§ **Work to do**: Reproduce every row below word for word, leaving each character and number unchanged.

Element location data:
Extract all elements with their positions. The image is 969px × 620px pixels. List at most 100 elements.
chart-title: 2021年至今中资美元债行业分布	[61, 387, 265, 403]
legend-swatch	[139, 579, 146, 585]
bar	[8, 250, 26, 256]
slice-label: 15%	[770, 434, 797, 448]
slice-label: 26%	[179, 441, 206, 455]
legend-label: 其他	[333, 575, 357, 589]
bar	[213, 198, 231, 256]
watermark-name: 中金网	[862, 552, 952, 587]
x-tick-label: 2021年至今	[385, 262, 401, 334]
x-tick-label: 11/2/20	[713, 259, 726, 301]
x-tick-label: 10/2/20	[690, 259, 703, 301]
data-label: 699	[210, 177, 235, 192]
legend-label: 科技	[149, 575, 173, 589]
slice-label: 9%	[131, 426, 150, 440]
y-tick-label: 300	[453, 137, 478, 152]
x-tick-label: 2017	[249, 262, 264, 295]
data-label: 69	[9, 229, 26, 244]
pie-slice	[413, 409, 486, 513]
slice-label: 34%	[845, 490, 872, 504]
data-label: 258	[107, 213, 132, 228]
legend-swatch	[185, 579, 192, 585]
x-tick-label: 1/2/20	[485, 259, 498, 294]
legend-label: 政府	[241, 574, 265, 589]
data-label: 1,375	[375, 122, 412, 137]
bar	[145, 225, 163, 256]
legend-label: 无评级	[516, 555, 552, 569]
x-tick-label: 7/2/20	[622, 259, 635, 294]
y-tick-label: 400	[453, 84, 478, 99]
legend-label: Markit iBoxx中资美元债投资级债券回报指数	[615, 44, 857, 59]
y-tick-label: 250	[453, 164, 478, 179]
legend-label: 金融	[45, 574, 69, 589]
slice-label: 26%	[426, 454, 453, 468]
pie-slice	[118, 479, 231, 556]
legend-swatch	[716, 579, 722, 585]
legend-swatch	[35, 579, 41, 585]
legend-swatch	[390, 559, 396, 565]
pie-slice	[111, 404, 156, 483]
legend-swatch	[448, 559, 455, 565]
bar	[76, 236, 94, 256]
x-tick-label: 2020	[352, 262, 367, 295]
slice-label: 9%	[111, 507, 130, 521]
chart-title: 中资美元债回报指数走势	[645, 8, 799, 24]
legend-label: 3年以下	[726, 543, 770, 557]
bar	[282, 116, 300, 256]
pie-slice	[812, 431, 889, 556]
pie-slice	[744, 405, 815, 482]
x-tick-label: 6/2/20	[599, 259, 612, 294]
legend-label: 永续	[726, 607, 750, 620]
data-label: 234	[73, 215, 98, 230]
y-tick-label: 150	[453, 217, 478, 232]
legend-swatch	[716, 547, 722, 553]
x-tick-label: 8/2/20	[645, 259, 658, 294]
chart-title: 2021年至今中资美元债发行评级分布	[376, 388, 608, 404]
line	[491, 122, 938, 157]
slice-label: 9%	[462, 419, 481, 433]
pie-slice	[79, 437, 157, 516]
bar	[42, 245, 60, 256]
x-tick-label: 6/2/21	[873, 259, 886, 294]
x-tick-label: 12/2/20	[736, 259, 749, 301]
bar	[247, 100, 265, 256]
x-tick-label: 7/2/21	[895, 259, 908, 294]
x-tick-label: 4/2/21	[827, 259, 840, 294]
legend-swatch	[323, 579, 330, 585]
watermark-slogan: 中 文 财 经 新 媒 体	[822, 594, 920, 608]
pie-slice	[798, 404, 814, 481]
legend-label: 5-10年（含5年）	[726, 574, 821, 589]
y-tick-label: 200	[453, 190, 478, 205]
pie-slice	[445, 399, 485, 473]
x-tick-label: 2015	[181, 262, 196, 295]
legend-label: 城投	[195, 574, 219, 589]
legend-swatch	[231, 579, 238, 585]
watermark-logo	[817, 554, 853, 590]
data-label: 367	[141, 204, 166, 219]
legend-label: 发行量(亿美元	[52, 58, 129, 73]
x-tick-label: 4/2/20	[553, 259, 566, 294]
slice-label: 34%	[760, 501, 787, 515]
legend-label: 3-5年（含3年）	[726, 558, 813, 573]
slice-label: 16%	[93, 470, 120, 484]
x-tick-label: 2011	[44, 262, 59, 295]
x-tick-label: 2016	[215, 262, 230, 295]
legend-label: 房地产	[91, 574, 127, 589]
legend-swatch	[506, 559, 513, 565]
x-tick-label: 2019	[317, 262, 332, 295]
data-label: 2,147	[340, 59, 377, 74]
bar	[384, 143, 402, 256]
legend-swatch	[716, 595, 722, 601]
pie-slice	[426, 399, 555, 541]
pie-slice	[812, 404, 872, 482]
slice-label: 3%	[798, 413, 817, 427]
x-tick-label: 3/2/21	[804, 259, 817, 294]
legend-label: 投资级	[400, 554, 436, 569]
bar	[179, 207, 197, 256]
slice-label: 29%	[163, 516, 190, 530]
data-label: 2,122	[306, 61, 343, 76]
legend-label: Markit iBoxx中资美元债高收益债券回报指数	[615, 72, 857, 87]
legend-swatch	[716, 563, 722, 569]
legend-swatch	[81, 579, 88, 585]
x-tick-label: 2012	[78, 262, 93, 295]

§ **Correct output**:
Extract all elements with their positions. The image is 969px × 620px pixels. List at most 100 elements.
chart-title: 2021年至今中资美元债行业分布	[61, 387, 265, 403]
legend-swatch	[139, 579, 146, 585]
bar	[8, 250, 26, 256]
slice-label: 15%	[770, 434, 797, 448]
slice-label: 26%	[179, 441, 206, 455]
legend-label: 其他	[333, 575, 357, 589]
bar	[213, 198, 231, 256]
watermark-name: 中金网	[862, 552, 952, 587]
x-tick-label: 2021年至今	[385, 262, 401, 334]
x-tick-label: 11/2/20	[713, 259, 726, 301]
x-tick-label: 10/2/20	[690, 259, 703, 301]
data-label: 699	[210, 177, 235, 192]
legend-label: 科技	[149, 575, 173, 589]
slice-label: 9%	[131, 426, 150, 440]
y-tick-label: 300	[453, 137, 478, 152]
x-tick-label: 2017	[249, 262, 264, 295]
data-label: 69	[9, 229, 26, 244]
pie-slice	[413, 409, 486, 513]
slice-label: 34%	[845, 490, 872, 504]
data-label: 258	[107, 213, 132, 228]
legend-swatch	[185, 579, 192, 585]
x-tick-label: 1/2/20	[485, 259, 498, 294]
legend-label: 政府	[241, 574, 265, 589]
data-label: 1,375	[375, 122, 412, 137]
bar	[145, 225, 163, 256]
legend-label: 无评级	[516, 555, 552, 569]
x-tick-label: 7/2/20	[622, 259, 635, 294]
y-tick-label: 400	[453, 84, 478, 99]
legend-label: Markit iBoxx中资美元债投资级债券回报指数	[615, 44, 857, 59]
y-tick-label: 250	[453, 164, 478, 179]
legend-label: 金融	[45, 574, 69, 589]
slice-label: 26%	[426, 454, 453, 468]
pie-slice	[118, 479, 231, 556]
legend-swatch	[716, 579, 722, 585]
legend-swatch	[35, 579, 41, 585]
legend-swatch	[390, 559, 396, 565]
pie-slice	[111, 404, 156, 483]
legend-swatch	[448, 559, 455, 565]
bar	[76, 236, 94, 256]
x-tick-label: 2020	[352, 262, 367, 295]
slice-label: 9%	[111, 507, 130, 521]
chart-title: 中资美元债回报指数走势	[645, 8, 799, 24]
legend-label: 3年以下	[726, 543, 770, 557]
bar	[282, 116, 300, 256]
pie-slice	[812, 431, 889, 556]
pie-slice	[744, 405, 815, 482]
x-tick-label: 6/2/20	[599, 259, 612, 294]
legend-label: 永续	[726, 607, 750, 620]
data-label: 234	[73, 215, 98, 230]
y-tick-label: 150	[453, 217, 478, 232]
legend-swatch	[716, 547, 722, 553]
x-tick-label: 8/2/20	[645, 259, 658, 294]
chart-title: 2021年至今中资美元债发行评级分布	[376, 388, 608, 404]
line	[491, 122, 938, 157]
slice-label: 9%	[462, 419, 481, 433]
pie-slice	[79, 437, 157, 516]
bar	[42, 245, 60, 256]
x-tick-label: 6/2/21	[873, 259, 886, 294]
x-tick-label: 12/2/20	[736, 259, 749, 301]
bar	[247, 100, 265, 256]
x-tick-label: 7/2/21	[895, 259, 908, 294]
x-tick-label: 4/2/21	[827, 259, 840, 294]
legend-swatch	[323, 579, 330, 585]
watermark-slogan: 中 文 财 经 新 媒 体	[822, 594, 920, 608]
pie-slice	[798, 404, 814, 481]
legend-label: 5-10年（含5年）	[726, 574, 821, 589]
y-tick-label: 200	[453, 190, 478, 205]
pie-slice	[445, 399, 485, 473]
x-tick-label: 2015	[181, 262, 196, 295]
legend-label: 城投	[195, 574, 219, 589]
legend-swatch	[231, 579, 238, 585]
watermark-logo	[817, 554, 853, 590]
data-label: 367	[141, 204, 166, 219]
legend-label: 发行量(亿美元	[52, 58, 129, 73]
x-tick-label: 4/2/20	[553, 259, 566, 294]
slice-label: 34%	[760, 501, 787, 515]
legend-label: 3-5年（含3年）	[726, 558, 813, 573]
slice-label: 16%	[93, 470, 120, 484]
x-tick-label: 2011	[44, 262, 59, 295]
x-tick-label: 2016	[215, 262, 230, 295]
legend-label: 房地产	[91, 574, 127, 589]
legend-swatch	[506, 559, 513, 565]
x-tick-label: 2019	[317, 262, 332, 295]
data-label: 2,147	[340, 59, 377, 74]
bar	[384, 143, 402, 256]
legend-swatch	[716, 595, 722, 601]
pie-slice	[426, 399, 555, 541]
pie-slice	[812, 404, 872, 482]
slice-label: 3%	[798, 413, 817, 427]
x-tick-label: 3/2/21	[804, 259, 817, 294]
legend-label: 投资级	[400, 554, 436, 569]
bar	[179, 207, 197, 256]
slice-label: 29%	[163, 516, 190, 530]
data-label: 2,122	[306, 61, 343, 76]
legend-label: Markit iBoxx中资美元债高收益债券回报指数	[615, 72, 857, 87]
legend-swatch	[716, 563, 722, 569]
legend-swatch	[81, 579, 88, 585]
x-tick-label: 2012	[78, 262, 93, 295]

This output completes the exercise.